[START OF STORED RECORDS]
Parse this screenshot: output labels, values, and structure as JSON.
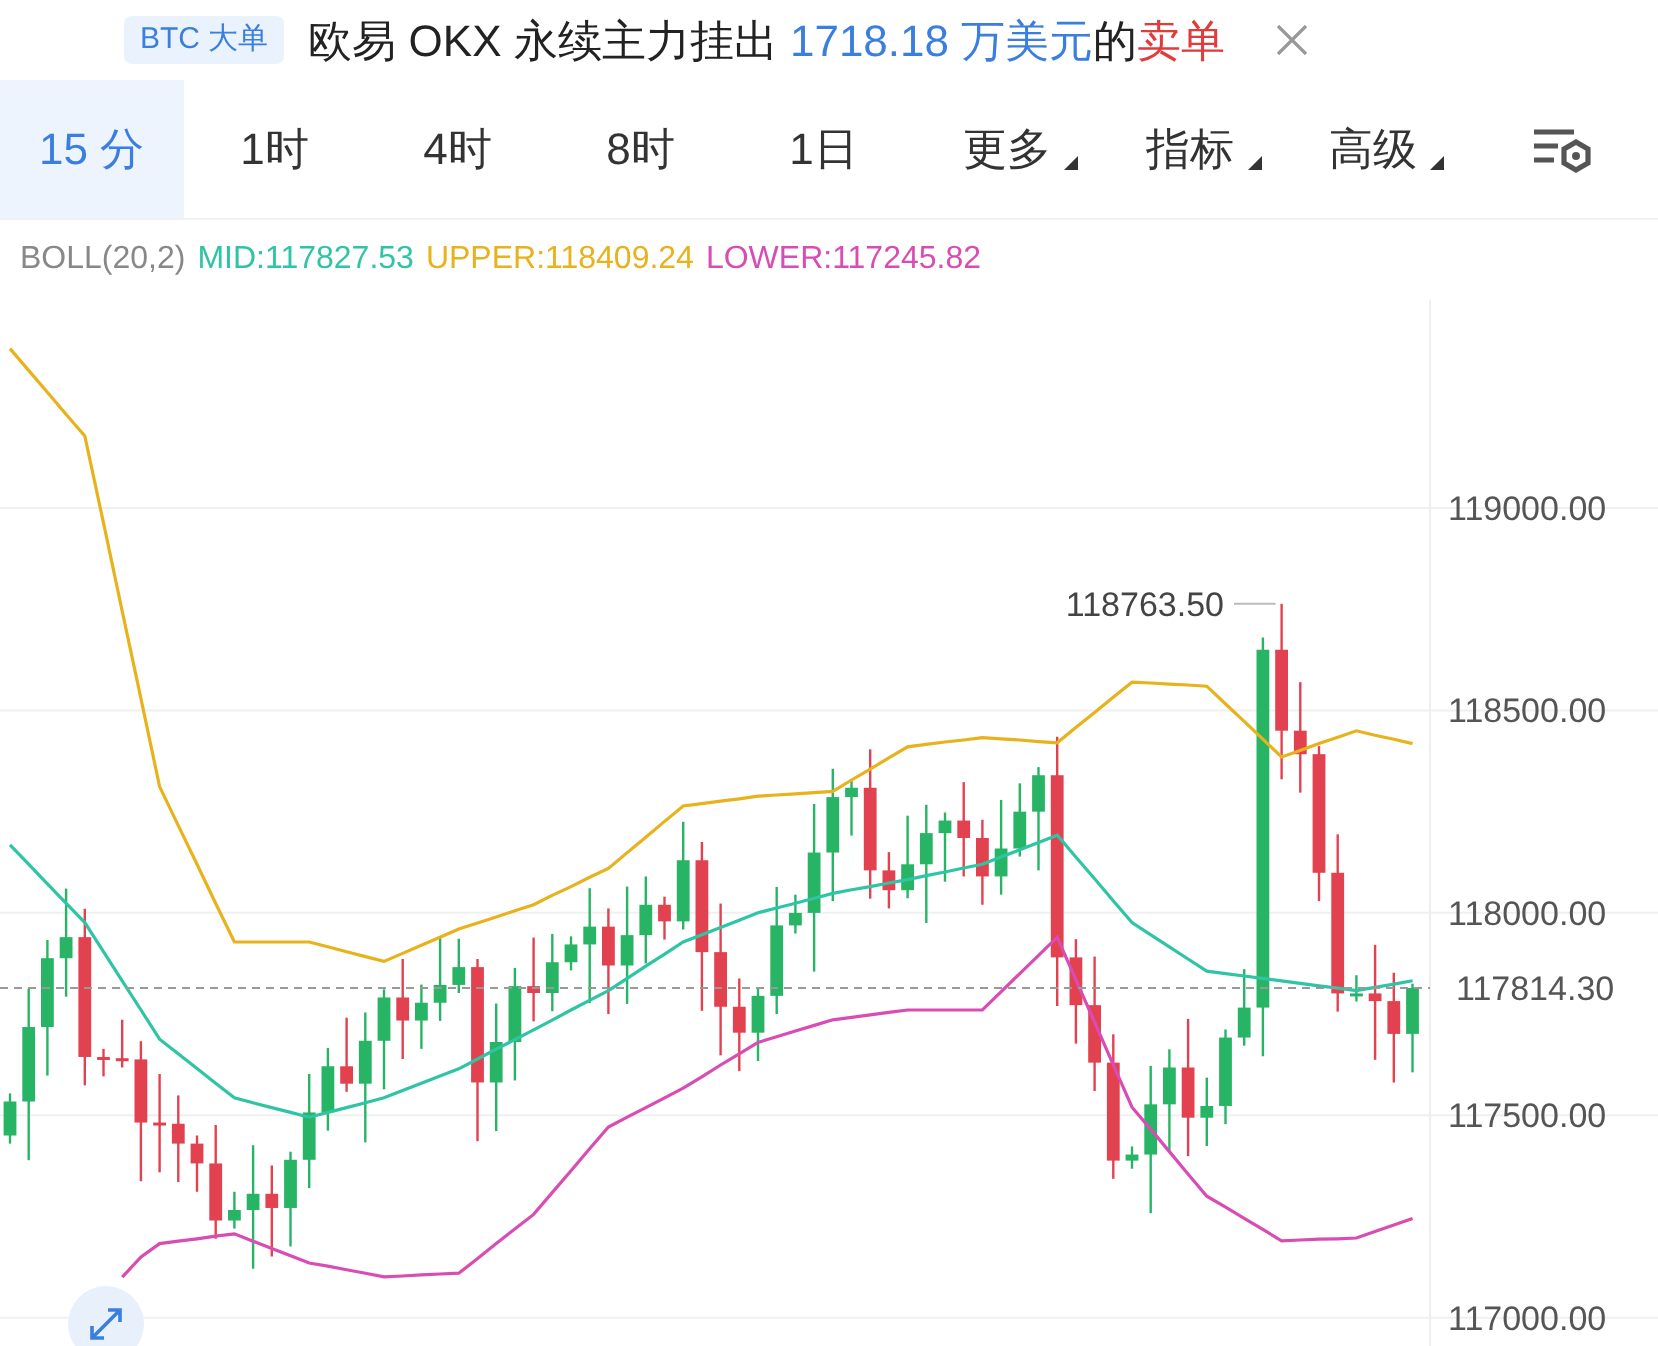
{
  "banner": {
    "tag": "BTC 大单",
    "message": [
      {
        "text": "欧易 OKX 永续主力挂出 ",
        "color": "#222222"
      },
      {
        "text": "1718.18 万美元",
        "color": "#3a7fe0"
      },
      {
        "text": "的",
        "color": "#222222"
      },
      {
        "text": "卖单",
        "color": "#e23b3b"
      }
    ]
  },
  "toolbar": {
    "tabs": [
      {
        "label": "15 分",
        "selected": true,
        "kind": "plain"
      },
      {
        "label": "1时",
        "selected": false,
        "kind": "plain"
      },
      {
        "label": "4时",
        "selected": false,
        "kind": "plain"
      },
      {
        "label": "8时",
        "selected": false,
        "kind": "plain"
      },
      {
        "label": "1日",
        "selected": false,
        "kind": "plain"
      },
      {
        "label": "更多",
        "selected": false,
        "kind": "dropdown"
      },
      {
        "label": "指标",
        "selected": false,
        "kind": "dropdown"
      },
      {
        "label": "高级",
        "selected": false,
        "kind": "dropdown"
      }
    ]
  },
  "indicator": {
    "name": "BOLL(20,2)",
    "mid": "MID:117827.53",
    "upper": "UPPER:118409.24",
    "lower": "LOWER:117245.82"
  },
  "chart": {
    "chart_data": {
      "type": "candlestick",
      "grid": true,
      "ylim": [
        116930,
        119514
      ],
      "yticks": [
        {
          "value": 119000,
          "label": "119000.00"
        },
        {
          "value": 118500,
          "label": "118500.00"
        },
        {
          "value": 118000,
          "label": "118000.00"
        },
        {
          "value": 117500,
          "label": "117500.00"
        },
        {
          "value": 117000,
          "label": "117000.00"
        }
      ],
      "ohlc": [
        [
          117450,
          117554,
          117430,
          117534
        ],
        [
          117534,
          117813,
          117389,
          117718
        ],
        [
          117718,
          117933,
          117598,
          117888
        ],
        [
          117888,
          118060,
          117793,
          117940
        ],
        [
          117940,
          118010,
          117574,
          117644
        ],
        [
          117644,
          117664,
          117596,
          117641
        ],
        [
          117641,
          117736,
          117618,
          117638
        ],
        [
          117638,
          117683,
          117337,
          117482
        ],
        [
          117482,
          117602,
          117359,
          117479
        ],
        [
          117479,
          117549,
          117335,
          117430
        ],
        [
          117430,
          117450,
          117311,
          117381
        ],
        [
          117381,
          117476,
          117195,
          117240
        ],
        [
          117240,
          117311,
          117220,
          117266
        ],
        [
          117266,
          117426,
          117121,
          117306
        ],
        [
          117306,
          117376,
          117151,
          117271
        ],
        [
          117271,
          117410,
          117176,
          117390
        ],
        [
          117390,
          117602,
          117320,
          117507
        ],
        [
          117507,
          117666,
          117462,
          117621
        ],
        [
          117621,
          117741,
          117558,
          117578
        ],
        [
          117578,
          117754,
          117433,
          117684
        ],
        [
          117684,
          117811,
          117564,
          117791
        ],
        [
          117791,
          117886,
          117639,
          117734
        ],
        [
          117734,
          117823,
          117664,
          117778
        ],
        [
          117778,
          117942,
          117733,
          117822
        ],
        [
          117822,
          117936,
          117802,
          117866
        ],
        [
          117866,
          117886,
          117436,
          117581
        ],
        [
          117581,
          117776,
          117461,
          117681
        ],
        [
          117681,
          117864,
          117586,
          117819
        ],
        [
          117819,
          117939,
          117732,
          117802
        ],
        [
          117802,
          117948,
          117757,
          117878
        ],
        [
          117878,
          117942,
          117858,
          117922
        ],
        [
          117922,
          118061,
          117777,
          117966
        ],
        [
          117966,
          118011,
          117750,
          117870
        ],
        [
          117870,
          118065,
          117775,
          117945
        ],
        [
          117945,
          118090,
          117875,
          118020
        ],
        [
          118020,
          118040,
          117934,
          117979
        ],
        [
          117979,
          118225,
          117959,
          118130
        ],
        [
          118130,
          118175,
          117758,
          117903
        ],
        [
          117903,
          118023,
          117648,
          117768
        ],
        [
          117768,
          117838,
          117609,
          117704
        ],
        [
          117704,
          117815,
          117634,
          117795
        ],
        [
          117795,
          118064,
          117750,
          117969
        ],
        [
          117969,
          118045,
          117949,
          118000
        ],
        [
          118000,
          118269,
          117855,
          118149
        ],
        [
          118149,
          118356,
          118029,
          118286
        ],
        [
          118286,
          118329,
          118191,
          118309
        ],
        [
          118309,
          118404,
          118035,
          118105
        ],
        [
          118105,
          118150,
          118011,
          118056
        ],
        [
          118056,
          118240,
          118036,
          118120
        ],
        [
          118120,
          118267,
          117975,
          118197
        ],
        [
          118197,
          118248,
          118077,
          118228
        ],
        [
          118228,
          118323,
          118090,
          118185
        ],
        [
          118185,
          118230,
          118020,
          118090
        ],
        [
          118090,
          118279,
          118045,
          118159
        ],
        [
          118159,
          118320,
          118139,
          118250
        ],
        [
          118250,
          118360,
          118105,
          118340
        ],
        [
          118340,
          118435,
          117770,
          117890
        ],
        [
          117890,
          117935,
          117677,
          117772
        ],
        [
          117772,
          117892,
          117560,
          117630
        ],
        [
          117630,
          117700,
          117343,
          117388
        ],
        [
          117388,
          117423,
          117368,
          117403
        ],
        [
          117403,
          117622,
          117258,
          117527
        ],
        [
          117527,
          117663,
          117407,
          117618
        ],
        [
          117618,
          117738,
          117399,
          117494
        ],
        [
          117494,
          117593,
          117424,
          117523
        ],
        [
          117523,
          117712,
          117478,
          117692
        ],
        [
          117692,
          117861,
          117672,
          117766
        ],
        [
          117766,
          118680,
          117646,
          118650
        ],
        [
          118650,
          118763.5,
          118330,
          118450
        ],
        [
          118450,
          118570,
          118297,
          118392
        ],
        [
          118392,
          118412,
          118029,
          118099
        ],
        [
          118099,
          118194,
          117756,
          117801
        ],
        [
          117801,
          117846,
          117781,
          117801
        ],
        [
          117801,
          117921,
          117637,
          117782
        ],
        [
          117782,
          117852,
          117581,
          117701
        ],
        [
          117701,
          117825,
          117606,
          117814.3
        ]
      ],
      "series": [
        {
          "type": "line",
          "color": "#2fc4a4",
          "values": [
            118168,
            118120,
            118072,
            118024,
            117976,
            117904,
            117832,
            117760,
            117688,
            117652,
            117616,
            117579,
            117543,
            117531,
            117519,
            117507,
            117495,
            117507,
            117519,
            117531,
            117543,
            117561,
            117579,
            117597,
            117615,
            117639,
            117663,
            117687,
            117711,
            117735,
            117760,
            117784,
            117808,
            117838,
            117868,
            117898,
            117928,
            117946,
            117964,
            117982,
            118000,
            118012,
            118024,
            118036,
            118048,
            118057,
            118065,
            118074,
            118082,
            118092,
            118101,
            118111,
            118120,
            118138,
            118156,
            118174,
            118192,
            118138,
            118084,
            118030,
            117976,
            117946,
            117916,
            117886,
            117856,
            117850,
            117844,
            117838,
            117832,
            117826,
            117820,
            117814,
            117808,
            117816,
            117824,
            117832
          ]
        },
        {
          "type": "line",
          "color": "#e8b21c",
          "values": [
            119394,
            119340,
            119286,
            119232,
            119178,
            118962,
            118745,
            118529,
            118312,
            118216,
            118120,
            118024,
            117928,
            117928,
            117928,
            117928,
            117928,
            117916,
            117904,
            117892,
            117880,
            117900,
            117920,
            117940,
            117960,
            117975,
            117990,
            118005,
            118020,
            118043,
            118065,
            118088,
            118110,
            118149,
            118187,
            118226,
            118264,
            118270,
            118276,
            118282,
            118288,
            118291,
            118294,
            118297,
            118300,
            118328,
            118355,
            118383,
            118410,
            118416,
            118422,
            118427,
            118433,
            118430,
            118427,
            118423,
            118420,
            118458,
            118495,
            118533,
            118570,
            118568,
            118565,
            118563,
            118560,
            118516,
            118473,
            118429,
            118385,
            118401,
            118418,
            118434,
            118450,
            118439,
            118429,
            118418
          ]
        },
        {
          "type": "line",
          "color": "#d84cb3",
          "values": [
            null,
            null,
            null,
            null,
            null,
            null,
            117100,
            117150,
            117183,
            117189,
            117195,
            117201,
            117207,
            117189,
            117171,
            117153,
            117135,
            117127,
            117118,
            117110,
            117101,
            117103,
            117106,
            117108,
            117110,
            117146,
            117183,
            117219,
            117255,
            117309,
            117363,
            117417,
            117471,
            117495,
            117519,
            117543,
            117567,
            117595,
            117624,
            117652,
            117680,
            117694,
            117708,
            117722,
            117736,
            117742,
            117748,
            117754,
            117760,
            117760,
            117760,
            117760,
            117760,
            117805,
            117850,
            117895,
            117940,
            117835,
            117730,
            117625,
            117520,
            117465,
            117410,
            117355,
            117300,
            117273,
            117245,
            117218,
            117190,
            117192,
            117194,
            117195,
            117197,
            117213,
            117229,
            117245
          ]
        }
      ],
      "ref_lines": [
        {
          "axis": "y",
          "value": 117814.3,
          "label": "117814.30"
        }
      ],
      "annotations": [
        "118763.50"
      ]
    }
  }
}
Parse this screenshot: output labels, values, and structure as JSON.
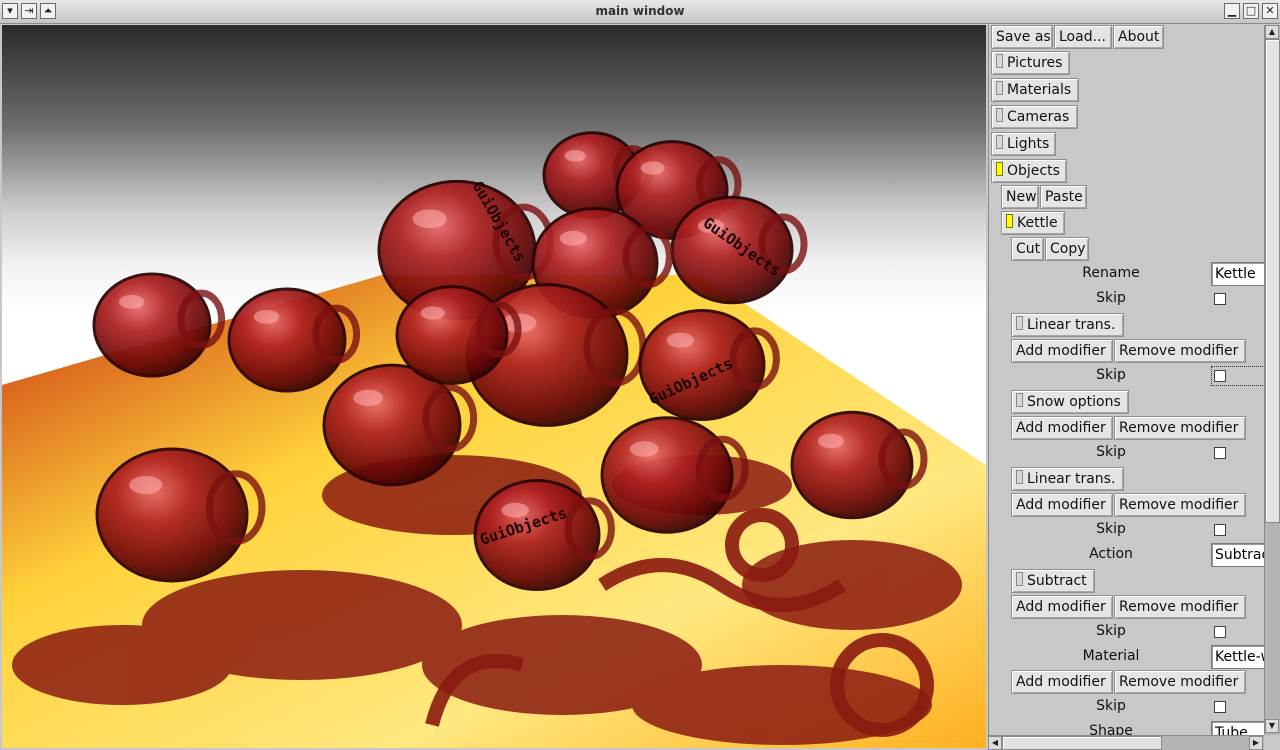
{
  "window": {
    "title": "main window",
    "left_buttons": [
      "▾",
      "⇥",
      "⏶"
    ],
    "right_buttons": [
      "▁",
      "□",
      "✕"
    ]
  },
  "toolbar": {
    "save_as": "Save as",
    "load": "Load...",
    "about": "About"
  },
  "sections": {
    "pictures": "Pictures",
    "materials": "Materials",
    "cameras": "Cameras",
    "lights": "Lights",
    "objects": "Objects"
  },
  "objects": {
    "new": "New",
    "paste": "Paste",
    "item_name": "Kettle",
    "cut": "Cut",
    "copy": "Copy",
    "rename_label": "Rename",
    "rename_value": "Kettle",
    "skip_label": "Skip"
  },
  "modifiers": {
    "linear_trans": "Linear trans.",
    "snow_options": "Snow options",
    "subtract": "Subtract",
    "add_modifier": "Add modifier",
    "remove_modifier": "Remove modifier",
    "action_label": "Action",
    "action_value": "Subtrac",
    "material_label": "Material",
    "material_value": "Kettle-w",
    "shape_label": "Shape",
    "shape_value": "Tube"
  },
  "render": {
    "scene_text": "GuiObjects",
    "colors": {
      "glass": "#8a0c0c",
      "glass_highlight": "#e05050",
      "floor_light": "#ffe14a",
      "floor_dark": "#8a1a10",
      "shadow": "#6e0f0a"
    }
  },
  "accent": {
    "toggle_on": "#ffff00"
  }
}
[END OF STORED RECORDS]
Determine the number of lines in the entries above where the string "Kettle" appears. Answer with the number alone.

» OUTPUT: 3